[START]

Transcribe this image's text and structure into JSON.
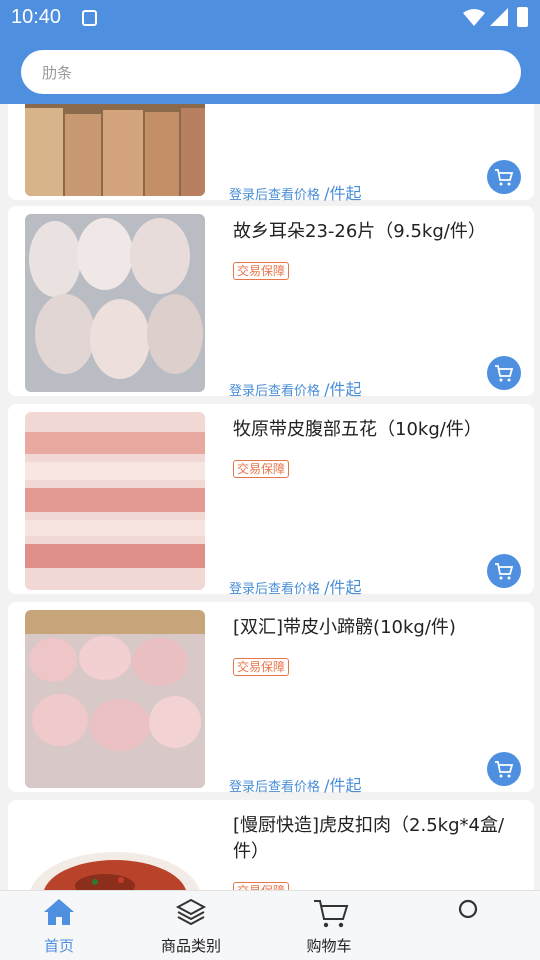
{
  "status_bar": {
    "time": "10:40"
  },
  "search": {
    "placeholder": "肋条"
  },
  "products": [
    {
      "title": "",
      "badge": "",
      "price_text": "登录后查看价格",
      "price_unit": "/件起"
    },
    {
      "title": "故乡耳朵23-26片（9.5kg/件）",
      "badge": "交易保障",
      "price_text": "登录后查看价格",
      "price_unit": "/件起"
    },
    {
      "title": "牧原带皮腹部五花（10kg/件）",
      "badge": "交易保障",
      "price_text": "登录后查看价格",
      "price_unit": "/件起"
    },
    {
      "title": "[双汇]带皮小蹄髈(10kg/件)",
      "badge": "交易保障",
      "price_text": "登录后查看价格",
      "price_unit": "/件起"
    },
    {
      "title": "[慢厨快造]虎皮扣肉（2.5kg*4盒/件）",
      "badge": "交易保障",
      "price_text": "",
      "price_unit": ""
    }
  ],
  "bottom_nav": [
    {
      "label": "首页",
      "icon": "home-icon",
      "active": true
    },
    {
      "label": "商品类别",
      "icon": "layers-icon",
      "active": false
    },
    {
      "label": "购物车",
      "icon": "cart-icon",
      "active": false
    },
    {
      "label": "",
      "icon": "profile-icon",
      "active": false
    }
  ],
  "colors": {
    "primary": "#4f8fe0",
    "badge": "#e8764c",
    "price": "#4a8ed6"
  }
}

[END]
[START]

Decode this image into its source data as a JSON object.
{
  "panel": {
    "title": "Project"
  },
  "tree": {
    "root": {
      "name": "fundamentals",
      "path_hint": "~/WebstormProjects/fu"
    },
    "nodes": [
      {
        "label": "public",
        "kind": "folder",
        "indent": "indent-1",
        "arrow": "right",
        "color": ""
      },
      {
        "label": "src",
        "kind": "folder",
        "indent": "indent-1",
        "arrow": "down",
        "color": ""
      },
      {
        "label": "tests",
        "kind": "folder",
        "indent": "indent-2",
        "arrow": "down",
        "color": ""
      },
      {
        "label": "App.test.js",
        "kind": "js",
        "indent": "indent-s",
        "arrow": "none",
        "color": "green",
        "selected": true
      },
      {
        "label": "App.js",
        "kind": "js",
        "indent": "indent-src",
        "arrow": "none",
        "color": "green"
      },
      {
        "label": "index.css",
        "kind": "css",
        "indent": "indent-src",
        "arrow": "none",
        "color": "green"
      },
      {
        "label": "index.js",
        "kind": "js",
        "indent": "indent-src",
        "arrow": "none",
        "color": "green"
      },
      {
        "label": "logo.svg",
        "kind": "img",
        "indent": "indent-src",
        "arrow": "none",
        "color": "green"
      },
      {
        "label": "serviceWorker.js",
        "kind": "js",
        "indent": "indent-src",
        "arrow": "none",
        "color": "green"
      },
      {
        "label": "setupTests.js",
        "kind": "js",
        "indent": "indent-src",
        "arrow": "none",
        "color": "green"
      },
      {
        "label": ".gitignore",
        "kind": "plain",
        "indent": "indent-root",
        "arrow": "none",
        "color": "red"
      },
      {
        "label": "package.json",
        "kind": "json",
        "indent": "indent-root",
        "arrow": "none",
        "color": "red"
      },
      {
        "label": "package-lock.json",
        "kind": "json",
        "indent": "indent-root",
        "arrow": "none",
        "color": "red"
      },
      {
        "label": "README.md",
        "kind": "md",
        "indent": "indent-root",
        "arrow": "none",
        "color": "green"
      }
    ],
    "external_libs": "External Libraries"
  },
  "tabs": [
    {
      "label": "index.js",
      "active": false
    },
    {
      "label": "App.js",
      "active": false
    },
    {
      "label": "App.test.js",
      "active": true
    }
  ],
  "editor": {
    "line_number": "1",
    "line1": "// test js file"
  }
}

[END]
[START]

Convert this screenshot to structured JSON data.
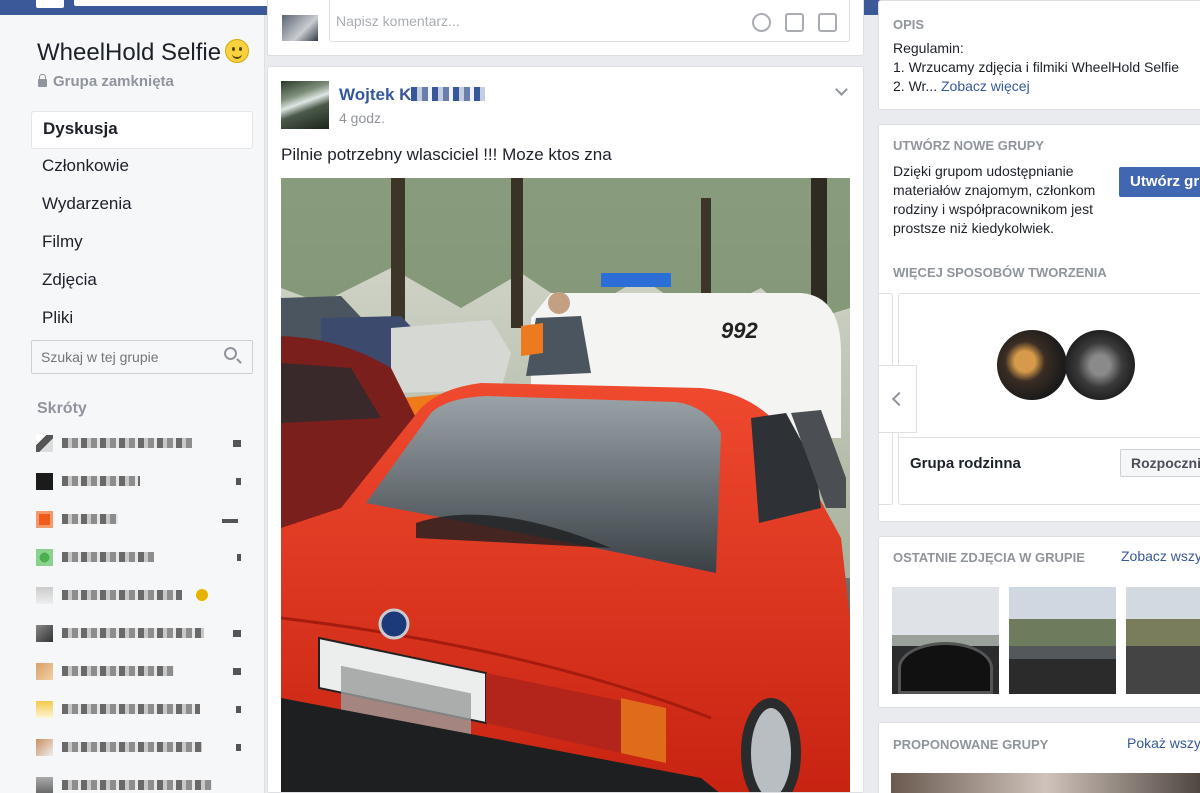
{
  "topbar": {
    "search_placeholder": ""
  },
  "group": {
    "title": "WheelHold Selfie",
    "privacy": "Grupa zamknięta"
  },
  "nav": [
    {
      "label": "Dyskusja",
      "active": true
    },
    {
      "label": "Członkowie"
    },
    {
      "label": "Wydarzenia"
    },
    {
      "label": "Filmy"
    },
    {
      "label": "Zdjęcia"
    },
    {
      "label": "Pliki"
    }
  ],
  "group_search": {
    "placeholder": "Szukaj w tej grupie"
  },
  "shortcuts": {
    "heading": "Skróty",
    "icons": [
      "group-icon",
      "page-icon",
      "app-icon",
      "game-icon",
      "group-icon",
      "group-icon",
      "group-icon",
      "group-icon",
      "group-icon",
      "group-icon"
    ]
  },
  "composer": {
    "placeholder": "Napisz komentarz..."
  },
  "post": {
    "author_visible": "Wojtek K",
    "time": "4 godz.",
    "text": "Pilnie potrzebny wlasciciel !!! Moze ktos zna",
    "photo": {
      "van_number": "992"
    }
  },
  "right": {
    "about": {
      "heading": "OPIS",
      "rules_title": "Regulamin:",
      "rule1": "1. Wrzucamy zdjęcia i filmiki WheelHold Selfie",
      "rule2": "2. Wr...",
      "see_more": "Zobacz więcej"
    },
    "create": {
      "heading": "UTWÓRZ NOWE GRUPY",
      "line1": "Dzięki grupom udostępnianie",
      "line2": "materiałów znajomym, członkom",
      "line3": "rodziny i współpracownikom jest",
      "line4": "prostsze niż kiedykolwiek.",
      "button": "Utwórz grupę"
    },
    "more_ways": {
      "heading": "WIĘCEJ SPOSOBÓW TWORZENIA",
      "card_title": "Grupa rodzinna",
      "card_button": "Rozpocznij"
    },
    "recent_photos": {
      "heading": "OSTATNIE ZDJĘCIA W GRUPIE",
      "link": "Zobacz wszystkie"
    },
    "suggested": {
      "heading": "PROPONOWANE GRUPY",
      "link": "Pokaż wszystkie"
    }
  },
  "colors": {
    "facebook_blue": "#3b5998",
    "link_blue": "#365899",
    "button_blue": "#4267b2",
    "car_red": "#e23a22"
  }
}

[END]

• [WRITTEN EXERCISE] Scan the material above for the word "Selfie". Copy each line where it occurs.

• [WRITTEN ANSWER]
    "title": "WheelHold Selfie",
      "rule1": "1. Wrzucamy zdjęcia i filmiki WheelHold Selfie",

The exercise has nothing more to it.